Write the data out again exactly, dropping any images it holds.

**** Entries shown

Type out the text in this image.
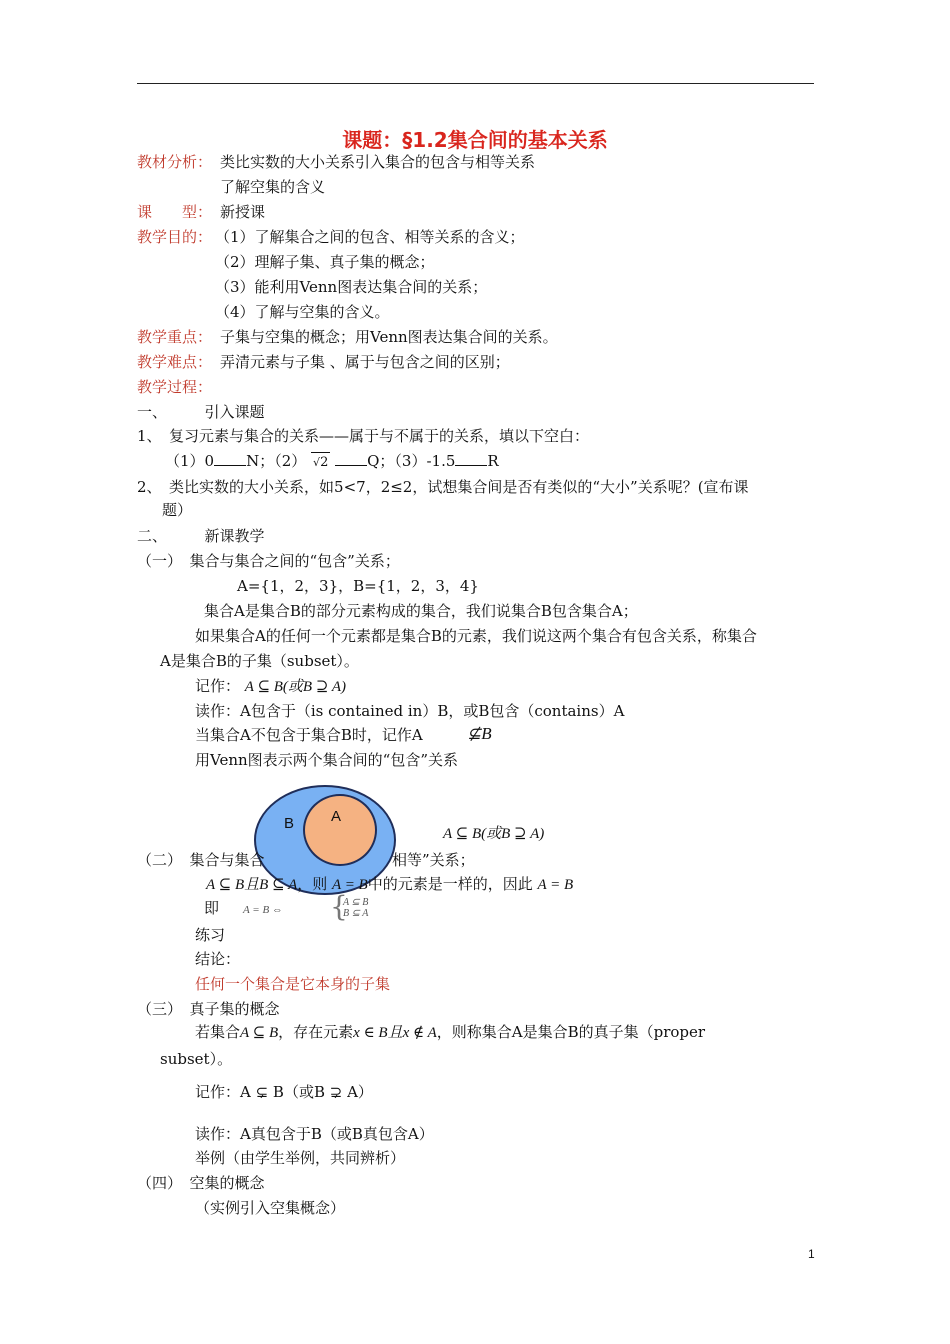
课题：§1.2集合间的基本关系
教材分析： 类比实数的大小关系引入集合的包含与相等关系
了解空集的含义
课　　型： 新授课
教学目的： （1）了解集合之间的包含、相等关系的含义；
（2）理解子集、真子集的概念；
（3）能利用Venn图表达集合间的关系；
（4）了解与空集的含义。
教学重点： 子集与空集的概念；用Venn图表达集合间的关系。
教学难点： 弄清元素与子集 、属于与包含之间的区别；
教学过程：
一、　　　引入课题
1、　复习元素与集合的关系——属于与不属于的关系，填以下空白：
（1）0 N；（2） √2	Q；（3）-1.5 R
2、　类比实数的大小关系，如5<7，2≤2，试想集合间是否有类似的“大小”关系呢？(宣布课
题）
二、　　　新课教学
（一）　集合与集合之间的“包含”关系；
A={1，2，3}，B={1，2，3，4}
集合A是集合B的部分元素构成的集合，我们说集合B包含集合A；
如果集合A的任何一个元素都是集合B的元素，我们说这两个集合有包含关系，称集合
A是集合B的子集（subset）。
记作： A ⊆ B(或B ⊇ A)
读作：A包含于（is contained in）B，或B包含（contains）A
当集合A不包含于集合B时，记作A	⊈B
用Venn图表示两个集合间的“包含”关系
B A
A ⊆ B(或B ⊇ A)
（二）　集合与集合	相等”关系；
A ⊆ B且B ⊆ A，则 A = B中的元素是一样的，因此 A = B
即 A = B ⇔ {
A ⊆ B
B ⊆ A
练习
结论：
任何一个集合是它本身的子集
（三）　真子集的概念
若集合A ⊆ B，存在元素x ∈ B且x ∉ A，则称集合A是集合B的真子集（proper
subset）。
记作：A ⊊ B（或B ⊋ A）
读作：A真包含于B（或B真包含A）
举例（由学生举例，共同辨析）
（四）　空集的概念
（实例引入空集概念）
1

********

• Response
Type out the text in this image.
课题：§1.2集合间的基本关系
教材分析： 类比实数的大小关系引入集合的包含与相等关系
了解空集的含义
课　　型： 新授课
教学目的： （1）了解集合之间的包含、相等关系的含义；
（2）理解子集、真子集的概念；
（3）能利用Venn图表达集合间的关系；
（4）了解与空集的含义。
教学重点： 子集与空集的概念；用Venn图表达集合间的关系。
教学难点： 弄清元素与子集 、属于与包含之间的区别；
教学过程：
一、　　　引入课题
1、　复习元素与集合的关系——属于与不属于的关系，填以下空白：
（1）0 N；（2） √2	Q；（3）-1.5 R
2、　类比实数的大小关系，如5<7，2≤2，试想集合间是否有类似的“大小”关系呢？(宣布课
题）
二、　　　新课教学
（一）　集合与集合之间的“包含”关系；
A={1，2，3}，B={1，2，3，4}
集合A是集合B的部分元素构成的集合，我们说集合B包含集合A；
如果集合A的任何一个元素都是集合B的元素，我们说这两个集合有包含关系，称集合
A是集合B的子集（subset）。
记作： A ⊆ B(或B ⊇ A)
读作：A包含于（is contained in）B，或B包含（contains）A
当集合A不包含于集合B时，记作A	⊈B
用Venn图表示两个集合间的“包含”关系
B A
A ⊆ B(或B ⊇ A)
（二）　集合与集合	相等”关系；
A ⊆ B且B ⊆ A，则 A = B中的元素是一样的，因此 A = B
即 A = B ⇔ {
A ⊆ B
B ⊆ A
练习
结论：
任何一个集合是它本身的子集
（三）　真子集的概念
若集合A ⊆ B，存在元素x ∈ B且x ∉ A，则称集合A是集合B的真子集（proper
subset）。
记作：A ⊊ B（或B ⊋ A）
读作：A真包含于B（或B真包含A）
举例（由学生举例，共同辨析）
（四）　空集的概念
（实例引入空集概念）
1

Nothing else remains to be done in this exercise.